___ Excerpted records ___

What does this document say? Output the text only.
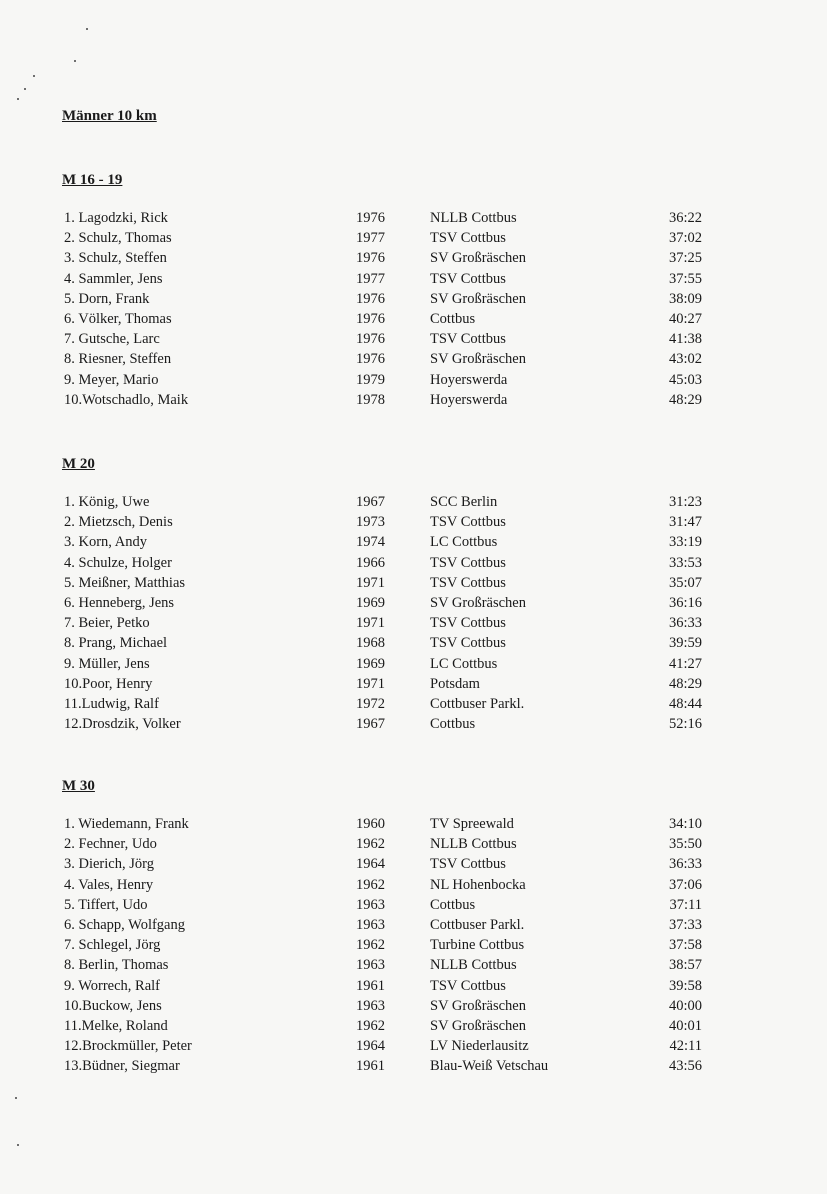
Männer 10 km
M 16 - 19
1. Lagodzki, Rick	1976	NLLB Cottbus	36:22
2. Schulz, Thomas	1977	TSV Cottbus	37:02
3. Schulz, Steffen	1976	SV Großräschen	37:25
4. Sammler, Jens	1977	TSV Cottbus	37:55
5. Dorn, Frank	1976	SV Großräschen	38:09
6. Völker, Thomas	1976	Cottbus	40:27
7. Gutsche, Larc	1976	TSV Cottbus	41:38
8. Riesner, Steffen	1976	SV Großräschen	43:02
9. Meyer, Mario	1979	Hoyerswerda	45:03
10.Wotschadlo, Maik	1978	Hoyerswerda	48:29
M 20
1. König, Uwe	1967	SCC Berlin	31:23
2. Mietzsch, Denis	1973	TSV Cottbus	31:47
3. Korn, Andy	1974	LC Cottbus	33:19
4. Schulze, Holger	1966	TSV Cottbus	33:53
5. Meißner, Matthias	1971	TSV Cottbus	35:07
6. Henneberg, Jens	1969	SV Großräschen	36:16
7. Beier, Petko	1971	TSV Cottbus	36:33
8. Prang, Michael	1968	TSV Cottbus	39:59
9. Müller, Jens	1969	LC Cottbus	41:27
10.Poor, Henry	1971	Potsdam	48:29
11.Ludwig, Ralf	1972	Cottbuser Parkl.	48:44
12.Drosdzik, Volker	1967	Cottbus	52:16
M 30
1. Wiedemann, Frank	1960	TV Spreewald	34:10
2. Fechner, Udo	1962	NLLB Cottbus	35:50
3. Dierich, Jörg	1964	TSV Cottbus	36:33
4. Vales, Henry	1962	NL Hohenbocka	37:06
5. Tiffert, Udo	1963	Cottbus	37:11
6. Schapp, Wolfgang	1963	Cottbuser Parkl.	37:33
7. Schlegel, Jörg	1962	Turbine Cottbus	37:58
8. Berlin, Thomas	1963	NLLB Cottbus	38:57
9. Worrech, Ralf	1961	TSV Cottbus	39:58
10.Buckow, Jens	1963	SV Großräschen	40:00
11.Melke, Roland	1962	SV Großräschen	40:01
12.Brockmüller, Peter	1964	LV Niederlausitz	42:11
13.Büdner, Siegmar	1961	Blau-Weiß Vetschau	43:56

___
___ Excerpted records ___

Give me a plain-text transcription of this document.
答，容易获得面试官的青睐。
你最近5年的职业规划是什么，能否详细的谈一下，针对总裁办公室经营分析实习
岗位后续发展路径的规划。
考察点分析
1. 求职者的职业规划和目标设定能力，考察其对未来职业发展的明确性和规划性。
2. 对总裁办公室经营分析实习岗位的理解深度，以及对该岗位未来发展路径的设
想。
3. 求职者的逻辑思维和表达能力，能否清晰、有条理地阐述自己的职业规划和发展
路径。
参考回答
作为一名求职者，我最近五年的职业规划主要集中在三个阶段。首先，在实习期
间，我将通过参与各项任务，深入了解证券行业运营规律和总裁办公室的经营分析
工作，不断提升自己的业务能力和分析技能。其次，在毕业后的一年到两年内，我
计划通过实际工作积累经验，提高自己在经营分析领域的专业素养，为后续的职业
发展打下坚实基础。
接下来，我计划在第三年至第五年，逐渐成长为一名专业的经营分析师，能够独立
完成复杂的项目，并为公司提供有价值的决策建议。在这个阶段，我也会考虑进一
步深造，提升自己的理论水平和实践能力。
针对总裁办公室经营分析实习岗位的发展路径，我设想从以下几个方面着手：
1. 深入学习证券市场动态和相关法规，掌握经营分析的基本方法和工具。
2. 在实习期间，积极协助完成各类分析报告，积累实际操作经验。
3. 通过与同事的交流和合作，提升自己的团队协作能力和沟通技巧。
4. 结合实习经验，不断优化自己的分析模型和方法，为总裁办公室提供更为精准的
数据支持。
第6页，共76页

___

**Exercise description:**
State how many lines of the listing above include the word "Frank". Give nothing but the number.

**Response below:**
2